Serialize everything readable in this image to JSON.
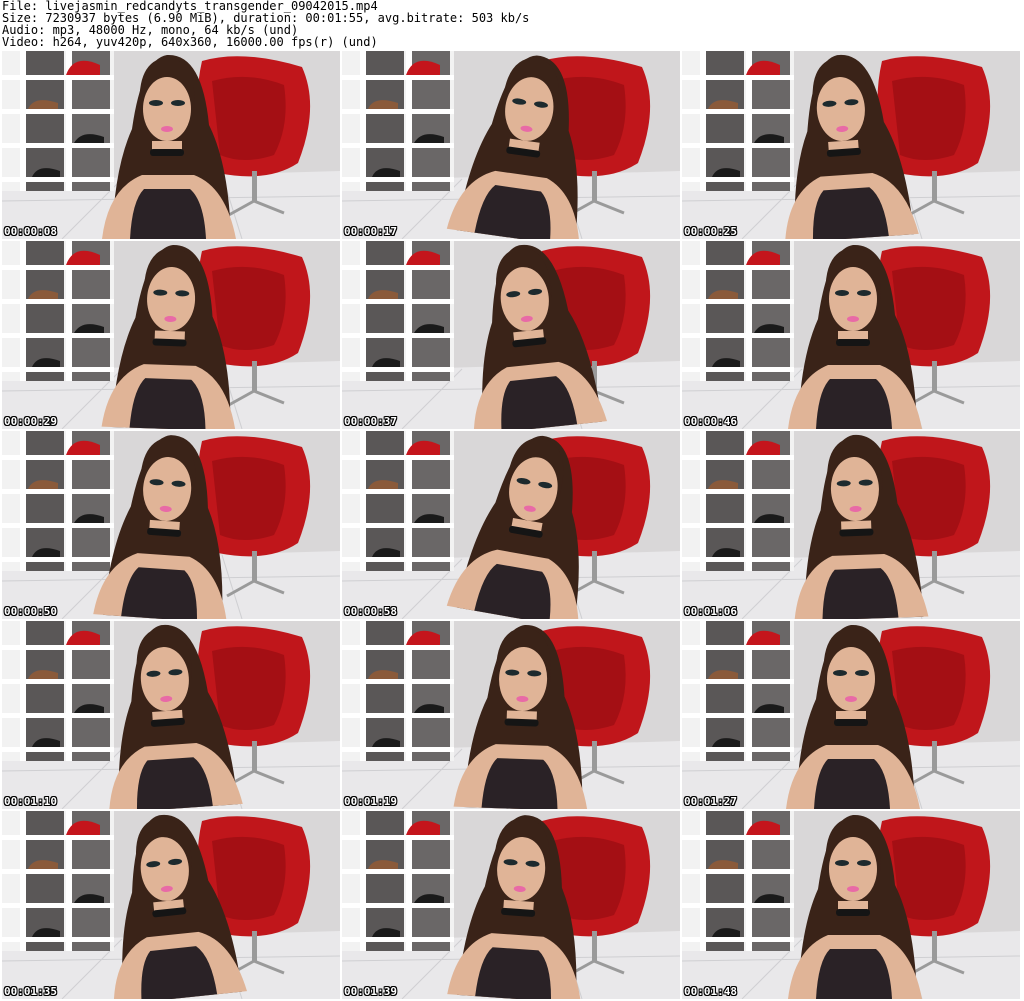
{
  "header": {
    "file_line": "File: livejasmin_redcandyts_transgender_09042015.mp4",
    "size_line": "Size: 7230937 bytes (6.90 MiB), duration: 00:01:55, avg.bitrate: 503 kb/s",
    "audio_line": "Audio: mp3, 48000 Hz, mono, 64 kb/s (und)",
    "video_line": "Video: h264, yuv420p, 640x360, 16000.00 fps(r) (und)"
  },
  "thumbnails": [
    {
      "timestamp": "00:00:08"
    },
    {
      "timestamp": "00:00:17"
    },
    {
      "timestamp": "00:00:25"
    },
    {
      "timestamp": "00:00:29"
    },
    {
      "timestamp": "00:00:37"
    },
    {
      "timestamp": "00:00:46"
    },
    {
      "timestamp": "00:00:50"
    },
    {
      "timestamp": "00:00:58"
    },
    {
      "timestamp": "00:01:06"
    },
    {
      "timestamp": "00:01:10"
    },
    {
      "timestamp": "00:01:19"
    },
    {
      "timestamp": "00:01:27"
    },
    {
      "timestamp": "00:01:35"
    },
    {
      "timestamp": "00:01:39"
    },
    {
      "timestamp": "00:01:48"
    }
  ],
  "colors": {
    "wall": "#d9d7d8",
    "floor": "#e9e8ea",
    "shelf": "#f2f2f2",
    "chair": "#c0161b",
    "hair": "#3a2318",
    "skin": "#e0b497",
    "dress": "#2a2226",
    "lips": "#e86aa6"
  }
}
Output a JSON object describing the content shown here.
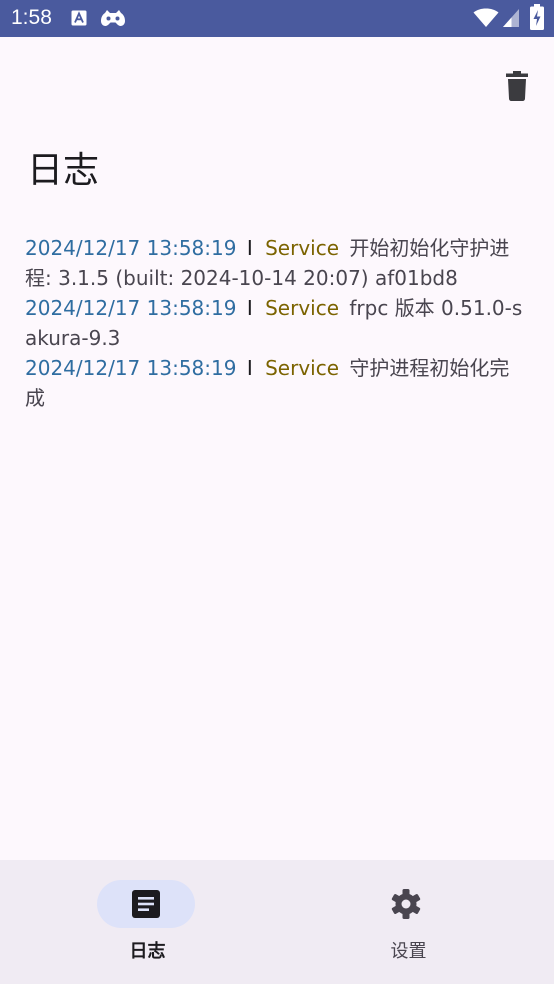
{
  "status_bar": {
    "time": "1:58",
    "icons": [
      "keyboard-a-icon",
      "game-controller-icon",
      "wifi-icon",
      "signal-icon",
      "battery-icon"
    ]
  },
  "app_bar": {
    "action_icon": "delete-icon"
  },
  "page": {
    "title": "日志"
  },
  "logs": [
    {
      "time": "2024/12/17 13:58:19",
      "level": "I",
      "tag": "Service",
      "message": "开始初始化守护进程: 3.1.5 (built: 2024-10-14 20:07) af01bd8"
    },
    {
      "time": "2024/12/17 13:58:19",
      "level": "I",
      "tag": "Service",
      "message": "frpc 版本 0.51.0-sakura-9.3"
    },
    {
      "time": "2024/12/17 13:58:19",
      "level": "I",
      "tag": "Service",
      "message": "守护进程初始化完成"
    }
  ],
  "bottom_nav": {
    "items": [
      {
        "label": "日志",
        "icon": "article-icon",
        "selected": true
      },
      {
        "label": "设置",
        "icon": "gear-icon",
        "selected": false
      }
    ]
  },
  "colors": {
    "status_bar": "#4a5a9e",
    "background": "#fdf8fd",
    "timestamp": "#2f6da1",
    "tag": "#7b6300",
    "message": "#49454f",
    "nav_background": "#f0ebf3",
    "nav_indicator": "#dde2f9"
  }
}
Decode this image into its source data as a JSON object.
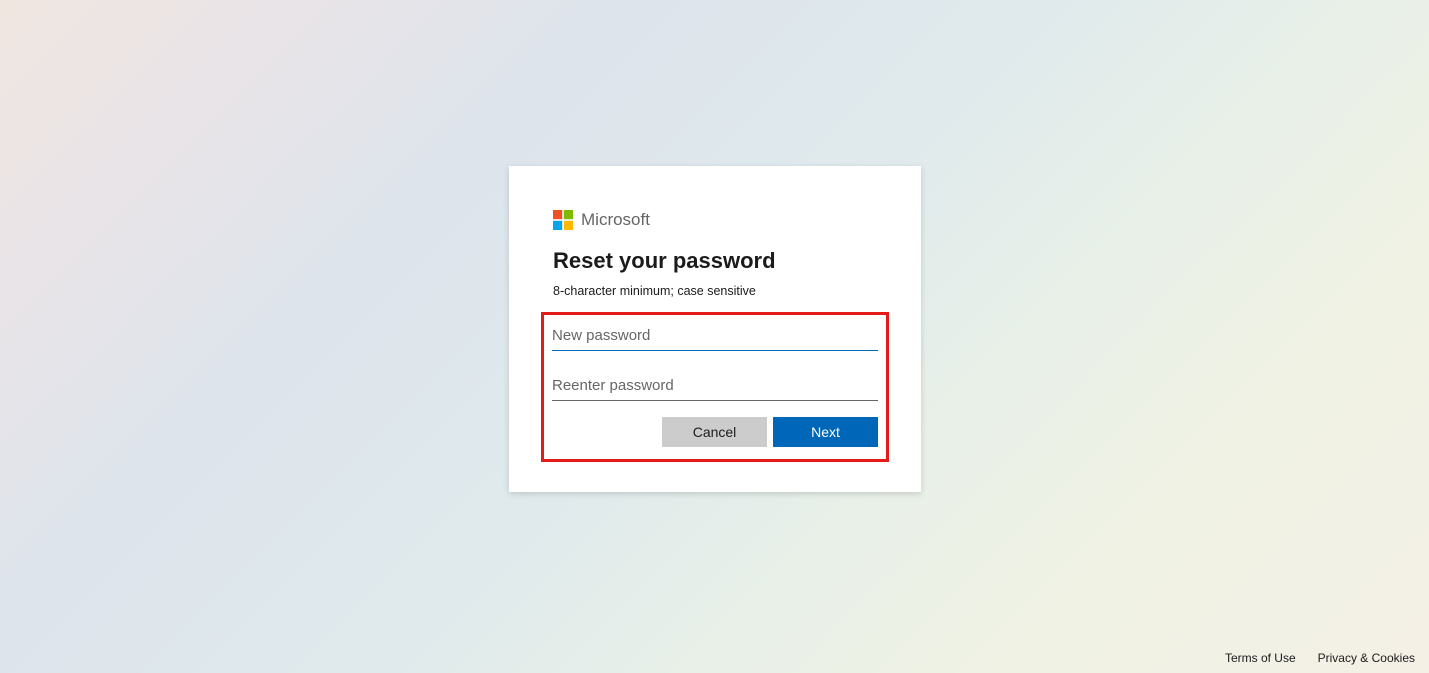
{
  "brand": {
    "name": "Microsoft"
  },
  "card": {
    "title": "Reset your password",
    "subtitle": "8-character minimum; case sensitive",
    "newPasswordPlaceholder": "New password",
    "reenterPasswordPlaceholder": "Reenter password",
    "newPasswordValue": "",
    "reenterPasswordValue": ""
  },
  "buttons": {
    "cancel": "Cancel",
    "next": "Next"
  },
  "footer": {
    "terms": "Terms of Use",
    "privacy": "Privacy & Cookies"
  }
}
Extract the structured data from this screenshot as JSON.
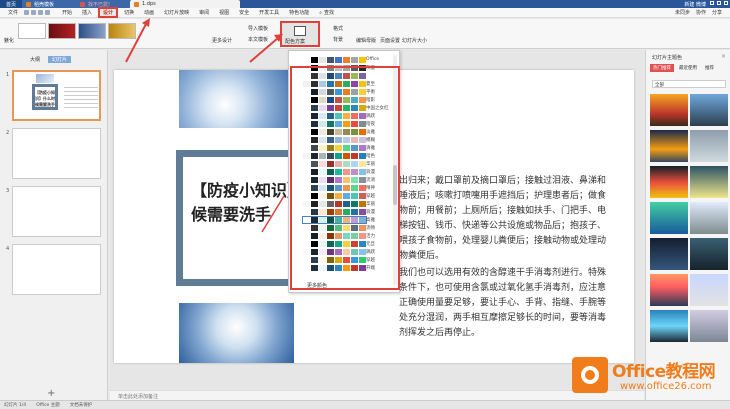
{
  "tabs": {
    "home": "首页",
    "t1": "稻壳模板",
    "t2": "找不已抗!",
    "doc": "1.dps",
    "user": "新建 微博"
  },
  "menu": {
    "file": "文件",
    "items": [
      "开始",
      "插入",
      "设计",
      "切换",
      "动画",
      "幻灯片放映",
      "审阅",
      "视图",
      "安全",
      "开发工具",
      "特色功能"
    ],
    "search": "查找",
    "right": [
      "未同步",
      "协作",
      "分享"
    ]
  },
  "ribbon": {
    "beautify": "魅化",
    "more_design": "更多设计",
    "import_tpl": "导入模板",
    "body_tpl": "本文模板",
    "format_label": "格式",
    "bg": "背景",
    "design": "配色方案",
    "edit_master": "编辑母版",
    "page_setup": "页面设置",
    "slide_size": "幻灯片大小"
  },
  "left": {
    "tab_outline": "大纲",
    "tab_slides": "幻灯片",
    "numbers": [
      "1",
      "2",
      "3",
      "4"
    ],
    "thumb_title": "【防疫小知识】什么时候需要洗手",
    "add": "+"
  },
  "slide": {
    "title": "【防疫小知识】什么时候需要洗手",
    "para1": "出归来；戴口罩前及摘口罩后；接触过泪液、鼻涕和唾液后；咳嗽打喷嚏用手遮挡后；护理患者后；做食物前；用餐前；上厕所后；接触如扶手、门把手、电梯按钮、钱币、快递等公共设施或物品后；抱孩子、喂孩子食物前，处理婴儿粪便后；接触动物或处理动物粪便后。",
    "para2": "我们也可以选用有效的含醇速干手消毒剂进行。特殊条件下，也可使用含氯或过氧化氢手消毒剂，应注意正确使用量要足够，要让手心、手背、指缝、手腕等处充分湿润，两手相互摩擦足够长的时间，要等消毒剂挥发之后再停止。"
  },
  "notes": "单击此处添加备注",
  "dropdown": {
    "header": "Office",
    "more": "更多颜色",
    "names": [
      "Office",
      "灰度",
      "",
      "夏至",
      "平衡",
      "暗影",
      "中国之女红",
      "跳跃",
      "暗夜",
      "淡雅",
      "模糊",
      "清雅",
      "暗色",
      "华丽",
      "浪漫",
      "流淌",
      "精神",
      "穿越",
      "华丽",
      "浪漫",
      "高雅",
      "流畅",
      "活力",
      "元旦",
      "跳跃",
      "穿越",
      "开端",
      "风格九天"
    ]
  },
  "right": {
    "title": "幻灯片主题色",
    "tabs": [
      "热门推荐",
      "最近使用",
      "推荐"
    ],
    "filter": "全部"
  },
  "status": {
    "slide_pos": "幻灯片 1/4",
    "theme": "Office 主题",
    "spell": "文档未保护"
  },
  "logo": {
    "name": "Office教程网",
    "url": "www.office26.com"
  },
  "colors": {
    "accent_red": "#e0403a",
    "brand_blue": "#2b579a",
    "frame": "#5f7b95",
    "logo_orange": "#f07c1b"
  }
}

* **YOUR GOAL**:
Repeat verbatim all the material, but not the pictures.

* **ANSWER IN FULL**:
Serialize everything readable in this image to JSON.
{
  "header": {
    "file_line": "File: livejasmin_redcandyts_transgender_09042015.mp4",
    "size_line": "Size: 7230937 bytes (6.90 MiB), duration: 00:01:55, avg.bitrate: 503 kb/s",
    "audio_line": "Audio: mp3, 48000 Hz, mono, 64 kb/s (und)",
    "video_line": "Video: h264, yuv420p, 640x360, 16000.00 fps(r) (und)"
  },
  "thumbnails": [
    {
      "timestamp": "00:00:08"
    },
    {
      "timestamp": "00:00:17"
    },
    {
      "timestamp": "00:00:25"
    },
    {
      "timestamp": "00:00:29"
    },
    {
      "timestamp": "00:00:37"
    },
    {
      "timestamp": "00:00:46"
    },
    {
      "timestamp": "00:00:50"
    },
    {
      "timestamp": "00:00:58"
    },
    {
      "timestamp": "00:01:06"
    },
    {
      "timestamp": "00:01:10"
    },
    {
      "timestamp": "00:01:19"
    },
    {
      "timestamp": "00:01:27"
    },
    {
      "timestamp": "00:01:35"
    },
    {
      "timestamp": "00:01:39"
    },
    {
      "timestamp": "00:01:48"
    }
  ],
  "colors": {
    "wall": "#d9d7d8",
    "floor": "#e9e8ea",
    "shelf": "#f2f2f2",
    "chair": "#c0161b",
    "hair": "#3a2318",
    "skin": "#e0b497",
    "dress": "#2a2226",
    "lips": "#e86aa6"
  }
}
Output a JSON object describing the content shown here.
{
  "status_bar": {
    "time": "1:58",
    "icons": [
      "keyboard-a-icon",
      "game-controller-icon",
      "wifi-icon",
      "signal-icon",
      "battery-icon"
    ]
  },
  "app_bar": {
    "action_icon": "delete-icon"
  },
  "page": {
    "title": "日志"
  },
  "logs": [
    {
      "time": "2024/12/17 13:58:19",
      "level": "I",
      "tag": "Service",
      "message": "开始初始化守护进程: 3.1.5 (built: 2024-10-14 20:07) af01bd8"
    },
    {
      "time": "2024/12/17 13:58:19",
      "level": "I",
      "tag": "Service",
      "message": "frpc 版本 0.51.0-sakura-9.3"
    },
    {
      "time": "2024/12/17 13:58:19",
      "level": "I",
      "tag": "Service",
      "message": "守护进程初始化完成"
    }
  ],
  "bottom_nav": {
    "items": [
      {
        "label": "日志",
        "icon": "article-icon",
        "selected": true
      },
      {
        "label": "设置",
        "icon": "gear-icon",
        "selected": false
      }
    ]
  },
  "colors": {
    "status_bar": "#4a5a9e",
    "background": "#fdf8fd",
    "timestamp": "#2f6da1",
    "tag": "#7b6300",
    "message": "#49454f",
    "nav_background": "#f0ebf3",
    "nav_indicator": "#dde2f9"
  }
}
Decode this image into its source data as a JSON object.
{
  "brand": {
    "name": "Microsoft"
  },
  "card": {
    "title": "Reset your password",
    "subtitle": "8-character minimum; case sensitive",
    "newPasswordPlaceholder": "New password",
    "reenterPasswordPlaceholder": "Reenter password",
    "newPasswordValue": "",
    "reenterPasswordValue": ""
  },
  "buttons": {
    "cancel": "Cancel",
    "next": "Next"
  },
  "footer": {
    "terms": "Terms of Use",
    "privacy": "Privacy & Cookies"
  }
}
Extract the structured data from this screenshot as JSON.
{
  "tabs": {
    "home": "首页",
    "t1": "稻壳模板",
    "t2": "找不已抗!",
    "doc": "1.dps",
    "user": "新建 微博"
  },
  "menu": {
    "file": "文件",
    "items": [
      "开始",
      "插入",
      "设计",
      "切换",
      "动画",
      "幻灯片放映",
      "审阅",
      "视图",
      "安全",
      "开发工具",
      "特色功能"
    ],
    "search": "查找",
    "right": [
      "未同步",
      "协作",
      "分享"
    ]
  },
  "ribbon": {
    "beautify": "魅化",
    "more_design": "更多设计",
    "import_tpl": "导入模板",
    "body_tpl": "本文模板",
    "format_label": "格式",
    "bg": "背景",
    "design": "配色方案",
    "edit_master": "编辑母版",
    "page_setup": "页面设置",
    "slide_size": "幻灯片大小"
  },
  "left": {
    "tab_outline": "大纲",
    "tab_slides": "幻灯片",
    "numbers": [
      "1",
      "2",
      "3",
      "4"
    ],
    "thumb_title": "【防疫小知识】什么时候需要洗手",
    "add": "+"
  },
  "slide": {
    "title": "【防疫小知识】什么时候需要洗手",
    "para1": "出归来；戴口罩前及摘口罩后；接触过泪液、鼻涕和唾液后；咳嗽打喷嚏用手遮挡后；护理患者后；做食物前；用餐前；上厕所后；接触如扶手、门把手、电梯按钮、钱币、快递等公共设施或物品后；抱孩子、喂孩子食物前，处理婴儿粪便后；接触动物或处理动物粪便后。",
    "para2": "我们也可以选用有效的含醇速干手消毒剂进行。特殊条件下，也可使用含氯或过氧化氢手消毒剂，应注意正确使用量要足够，要让手心、手背、指缝、手腕等处充分湿润，两手相互摩擦足够长的时间，要等消毒剂挥发之后再停止。"
  },
  "notes": "单击此处添加备注",
  "dropdown": {
    "header": "Office",
    "more": "更多颜色",
    "names": [
      "Office",
      "灰度",
      "",
      "夏至",
      "平衡",
      "暗影",
      "中国之女红",
      "跳跃",
      "暗夜",
      "淡雅",
      "模糊",
      "清雅",
      "暗色",
      "华丽",
      "浪漫",
      "流淌",
      "精神",
      "穿越",
      "华丽",
      "浪漫",
      "高雅",
      "流畅",
      "活力",
      "元旦",
      "跳跃",
      "穿越",
      "开端",
      "风格九天"
    ]
  },
  "right": {
    "title": "幻灯片主题色",
    "tabs": [
      "热门推荐",
      "最近使用",
      "推荐"
    ],
    "filter": "全部"
  },
  "status": {
    "slide_pos": "幻灯片 1/4",
    "theme": "Office 主题",
    "spell": "文档未保护"
  },
  "logo": {
    "name": "Office教程网",
    "url": "www.office26.com"
  },
  "colors": {
    "accent_red": "#e0403a",
    "brand_blue": "#2b579a",
    "frame": "#5f7b95",
    "logo_orange": "#f07c1b"
  }
}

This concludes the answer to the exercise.